**GOAL OF THE EXERCISE**
Look through the listing for the word "this". Copy each line that has it.

**MATERIALS PROVIDED**
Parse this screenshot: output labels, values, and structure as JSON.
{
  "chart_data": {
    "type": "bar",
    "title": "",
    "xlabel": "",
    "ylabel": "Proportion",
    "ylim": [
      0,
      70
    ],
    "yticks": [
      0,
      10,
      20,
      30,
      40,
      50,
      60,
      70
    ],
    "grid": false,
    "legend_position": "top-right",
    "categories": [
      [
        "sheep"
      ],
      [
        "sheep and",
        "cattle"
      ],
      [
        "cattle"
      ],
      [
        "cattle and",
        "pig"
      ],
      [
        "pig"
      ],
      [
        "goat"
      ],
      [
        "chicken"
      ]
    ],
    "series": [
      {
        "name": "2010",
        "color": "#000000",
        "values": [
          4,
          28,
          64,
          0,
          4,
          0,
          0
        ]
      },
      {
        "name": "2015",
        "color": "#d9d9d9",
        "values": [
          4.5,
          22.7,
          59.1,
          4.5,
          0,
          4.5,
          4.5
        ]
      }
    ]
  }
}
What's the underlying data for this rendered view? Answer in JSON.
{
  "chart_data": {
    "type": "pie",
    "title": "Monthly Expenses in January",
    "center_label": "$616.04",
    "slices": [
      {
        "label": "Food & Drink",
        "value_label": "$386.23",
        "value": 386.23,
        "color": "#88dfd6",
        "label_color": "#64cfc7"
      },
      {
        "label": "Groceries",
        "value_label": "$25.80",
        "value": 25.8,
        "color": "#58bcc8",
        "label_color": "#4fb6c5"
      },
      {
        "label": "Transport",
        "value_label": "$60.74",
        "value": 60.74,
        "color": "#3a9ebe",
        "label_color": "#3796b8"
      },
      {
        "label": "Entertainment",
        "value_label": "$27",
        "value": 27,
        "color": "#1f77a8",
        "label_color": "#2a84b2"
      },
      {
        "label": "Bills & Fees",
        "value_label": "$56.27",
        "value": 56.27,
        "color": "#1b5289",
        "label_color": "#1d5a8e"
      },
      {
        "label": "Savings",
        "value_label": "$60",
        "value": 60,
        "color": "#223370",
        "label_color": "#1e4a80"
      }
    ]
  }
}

**WRITTEN SOLUTION**
Parse this screenshot: output labels, values, and structure as JSON.
What's the underlying data for this rendered view? Answer in JSON.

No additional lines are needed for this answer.